What you have to do - Locate every line that holds the string "list" and copy it.

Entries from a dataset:
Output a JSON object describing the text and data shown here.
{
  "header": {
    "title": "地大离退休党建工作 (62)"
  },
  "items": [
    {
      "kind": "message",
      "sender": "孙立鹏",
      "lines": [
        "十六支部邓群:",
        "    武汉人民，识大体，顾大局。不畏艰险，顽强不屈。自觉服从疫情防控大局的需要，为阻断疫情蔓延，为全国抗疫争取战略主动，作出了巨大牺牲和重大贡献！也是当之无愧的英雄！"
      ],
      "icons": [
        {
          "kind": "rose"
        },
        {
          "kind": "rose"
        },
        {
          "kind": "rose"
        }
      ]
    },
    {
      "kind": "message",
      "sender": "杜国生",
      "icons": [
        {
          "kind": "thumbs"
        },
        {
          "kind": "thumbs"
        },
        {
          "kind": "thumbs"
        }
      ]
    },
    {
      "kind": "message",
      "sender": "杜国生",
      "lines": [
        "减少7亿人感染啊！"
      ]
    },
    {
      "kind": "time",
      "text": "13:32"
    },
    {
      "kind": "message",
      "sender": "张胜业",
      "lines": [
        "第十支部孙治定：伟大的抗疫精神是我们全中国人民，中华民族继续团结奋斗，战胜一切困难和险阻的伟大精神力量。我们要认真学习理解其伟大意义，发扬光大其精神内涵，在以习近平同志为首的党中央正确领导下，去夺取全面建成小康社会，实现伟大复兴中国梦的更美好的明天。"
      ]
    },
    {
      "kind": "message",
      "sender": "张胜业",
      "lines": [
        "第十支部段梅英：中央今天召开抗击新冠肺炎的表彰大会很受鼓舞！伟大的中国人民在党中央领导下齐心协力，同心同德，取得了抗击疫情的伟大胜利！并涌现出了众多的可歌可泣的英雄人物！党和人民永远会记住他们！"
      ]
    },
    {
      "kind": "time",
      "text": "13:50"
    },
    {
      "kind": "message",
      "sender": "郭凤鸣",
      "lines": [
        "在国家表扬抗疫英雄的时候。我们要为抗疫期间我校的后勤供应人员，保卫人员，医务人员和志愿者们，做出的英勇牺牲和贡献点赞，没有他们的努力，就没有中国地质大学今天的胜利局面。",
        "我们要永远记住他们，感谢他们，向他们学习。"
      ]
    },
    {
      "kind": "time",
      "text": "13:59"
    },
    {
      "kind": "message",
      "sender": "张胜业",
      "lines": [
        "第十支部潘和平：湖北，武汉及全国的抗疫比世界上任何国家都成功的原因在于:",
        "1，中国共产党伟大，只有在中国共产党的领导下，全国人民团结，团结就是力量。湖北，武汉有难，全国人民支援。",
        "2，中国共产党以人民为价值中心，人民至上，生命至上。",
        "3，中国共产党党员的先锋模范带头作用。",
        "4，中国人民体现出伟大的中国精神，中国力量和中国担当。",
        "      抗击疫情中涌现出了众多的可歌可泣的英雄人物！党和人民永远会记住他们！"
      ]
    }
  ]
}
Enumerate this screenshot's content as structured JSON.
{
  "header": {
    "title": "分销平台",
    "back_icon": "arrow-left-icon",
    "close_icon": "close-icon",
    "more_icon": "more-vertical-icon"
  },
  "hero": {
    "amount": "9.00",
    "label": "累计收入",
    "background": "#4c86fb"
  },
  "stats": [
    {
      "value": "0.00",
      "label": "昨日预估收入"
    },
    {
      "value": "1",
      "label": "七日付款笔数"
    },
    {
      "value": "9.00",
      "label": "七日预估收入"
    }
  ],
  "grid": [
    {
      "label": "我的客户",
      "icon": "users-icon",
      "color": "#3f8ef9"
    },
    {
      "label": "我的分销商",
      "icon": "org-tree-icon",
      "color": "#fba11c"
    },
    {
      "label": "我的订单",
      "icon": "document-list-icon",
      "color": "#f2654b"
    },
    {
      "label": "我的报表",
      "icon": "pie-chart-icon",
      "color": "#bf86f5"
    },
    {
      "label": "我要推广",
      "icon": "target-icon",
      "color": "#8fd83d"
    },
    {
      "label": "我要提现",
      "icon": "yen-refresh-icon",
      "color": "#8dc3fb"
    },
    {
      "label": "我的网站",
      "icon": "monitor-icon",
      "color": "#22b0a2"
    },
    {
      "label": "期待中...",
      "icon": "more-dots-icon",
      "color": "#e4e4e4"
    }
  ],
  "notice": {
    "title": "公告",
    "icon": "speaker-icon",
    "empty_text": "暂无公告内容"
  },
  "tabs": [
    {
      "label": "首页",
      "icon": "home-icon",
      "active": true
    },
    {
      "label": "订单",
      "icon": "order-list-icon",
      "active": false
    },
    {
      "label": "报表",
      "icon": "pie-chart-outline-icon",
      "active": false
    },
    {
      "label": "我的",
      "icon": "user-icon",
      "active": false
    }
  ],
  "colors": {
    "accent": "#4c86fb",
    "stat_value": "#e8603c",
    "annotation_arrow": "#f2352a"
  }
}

Task answer -
      "icon": "document-list-icon",
      "icon": "order-list-icon",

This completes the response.